◆ WHAT IS EXPECTED ◆
Transcribe the material in full, exactly as written.

◆ MATERIAL PROVIDED ◆
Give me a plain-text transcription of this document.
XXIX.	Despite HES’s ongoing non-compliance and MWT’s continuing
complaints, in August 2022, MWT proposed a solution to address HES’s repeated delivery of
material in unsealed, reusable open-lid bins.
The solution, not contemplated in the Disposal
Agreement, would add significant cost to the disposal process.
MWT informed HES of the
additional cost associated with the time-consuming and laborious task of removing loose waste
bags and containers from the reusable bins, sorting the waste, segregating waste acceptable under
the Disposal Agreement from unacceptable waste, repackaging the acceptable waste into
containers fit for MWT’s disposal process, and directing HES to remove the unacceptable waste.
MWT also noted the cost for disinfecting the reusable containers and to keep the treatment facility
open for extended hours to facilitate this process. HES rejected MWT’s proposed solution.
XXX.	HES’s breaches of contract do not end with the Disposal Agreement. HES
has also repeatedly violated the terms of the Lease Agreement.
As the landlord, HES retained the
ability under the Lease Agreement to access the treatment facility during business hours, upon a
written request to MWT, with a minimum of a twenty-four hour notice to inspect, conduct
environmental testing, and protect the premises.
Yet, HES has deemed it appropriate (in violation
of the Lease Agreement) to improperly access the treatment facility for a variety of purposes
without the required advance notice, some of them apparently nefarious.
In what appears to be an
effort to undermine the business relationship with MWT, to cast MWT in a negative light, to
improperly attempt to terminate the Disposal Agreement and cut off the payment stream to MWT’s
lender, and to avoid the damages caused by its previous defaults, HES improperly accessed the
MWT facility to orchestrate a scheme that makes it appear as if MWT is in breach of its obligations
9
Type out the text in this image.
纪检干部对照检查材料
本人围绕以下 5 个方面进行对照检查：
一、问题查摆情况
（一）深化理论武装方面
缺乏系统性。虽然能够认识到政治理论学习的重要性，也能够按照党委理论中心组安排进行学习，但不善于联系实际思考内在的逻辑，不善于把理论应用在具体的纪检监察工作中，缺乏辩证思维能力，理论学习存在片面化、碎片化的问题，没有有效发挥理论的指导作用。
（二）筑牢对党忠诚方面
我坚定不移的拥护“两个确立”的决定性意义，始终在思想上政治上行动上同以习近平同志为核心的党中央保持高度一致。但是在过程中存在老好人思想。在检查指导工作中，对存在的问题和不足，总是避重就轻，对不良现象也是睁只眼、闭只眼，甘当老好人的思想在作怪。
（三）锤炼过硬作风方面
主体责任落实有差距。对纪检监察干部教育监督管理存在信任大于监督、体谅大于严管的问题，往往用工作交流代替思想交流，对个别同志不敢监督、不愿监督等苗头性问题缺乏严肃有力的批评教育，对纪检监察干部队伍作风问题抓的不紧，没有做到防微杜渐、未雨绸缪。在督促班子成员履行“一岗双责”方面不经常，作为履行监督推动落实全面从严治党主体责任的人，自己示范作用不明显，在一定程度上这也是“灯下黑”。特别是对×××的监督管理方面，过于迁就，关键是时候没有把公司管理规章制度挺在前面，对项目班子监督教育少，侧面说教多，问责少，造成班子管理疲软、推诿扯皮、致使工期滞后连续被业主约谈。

◆ THE RESPONSE ◆
Give me a plain-text transcription of this document.
XXIX.	Despite HES’s ongoing non-compliance and MWT’s continuing
complaints, in August 2022, MWT proposed a solution to address HES’s repeated delivery of
material in unsealed, reusable open-lid bins.
The solution, not contemplated in the Disposal
Agreement, would add significant cost to the disposal process.
MWT informed HES of the
additional cost associated with the time-consuming and laborious task of removing loose waste
bags and containers from the reusable bins, sorting the waste, segregating waste acceptable under
the Disposal Agreement from unacceptable waste, repackaging the acceptable waste into
containers fit for MWT’s disposal process, and directing HES to remove the unacceptable waste.
MWT also noted the cost for disinfecting the reusable containers and to keep the treatment facility
open for extended hours to facilitate this process. HES rejected MWT’s proposed solution.
XXX.	HES’s breaches of contract do not end with the Disposal Agreement. HES
has also repeatedly violated the terms of the Lease Agreement.
As the landlord, HES retained the
ability under the Lease Agreement to access the treatment facility during business hours, upon a
written request to MWT, with a minimum of a twenty-four hour notice to inspect, conduct
environmental testing, and protect the premises.
Yet, HES has deemed it appropriate (in violation
of the Lease Agreement) to improperly access the treatment facility for a variety of purposes
without the required advance notice, some of them apparently nefarious.
In what appears to be an
effort to undermine the business relationship with MWT, to cast MWT in a negative light, to
improperly attempt to terminate the Disposal Agreement and cut off the payment stream to MWT’s
lender, and to avoid the damages caused by its previous defaults, HES improperly accessed the
MWT facility to orchestrate a scheme that makes it appear as if MWT is in breach of its obligations
9
Type out the text in this image.
纪检干部对照检查材料
本人围绕以下 5 个方面进行对照检查：
一、问题查摆情况
（一）深化理论武装方面
缺乏系统性。虽然能够认识到政治理论学习的重要性，也能够按照党委理论中心组安排进行学习，但不善于联系实际思考内在的逻辑，不善于把理论应用在具体的纪检监察工作中，缺乏辩证思维能力，理论学习存在片面化、碎片化的问题，没有有效发挥理论的指导作用。
（二）筑牢对党忠诚方面
我坚定不移的拥护“两个确立”的决定性意义，始终在思想上政治上行动上同以习近平同志为核心的党中央保持高度一致。但是在过程中存在老好人思想。在检查指导工作中，对存在的问题和不足，总是避重就轻，对不良现象也是睁只眼、闭只眼，甘当老好人的思想在作怪。
（三）锤炼过硬作风方面
主体责任落实有差距。对纪检监察干部教育监督管理存在信任大于监督、体谅大于严管的问题，往往用工作交流代替思想交流，对个别同志不敢监督、不愿监督等苗头性问题缺乏严肃有力的批评教育，对纪检监察干部队伍作风问题抓的不紧，没有做到防微杜渐、未雨绸缪。在督促班子成员履行“一岗双责”方面不经常，作为履行监督推动落实全面从严治党主体责任的人，自己示范作用不明显，在一定程度上这也是“灯下黑”。特别是对×××的监督管理方面，过于迁就，关键是时候没有把公司管理规章制度挺在前面，对项目班子监督教育少，侧面说教多，问责少，造成班子管理疲软、推诿扯皮、致使工期滞后连续被业主约谈。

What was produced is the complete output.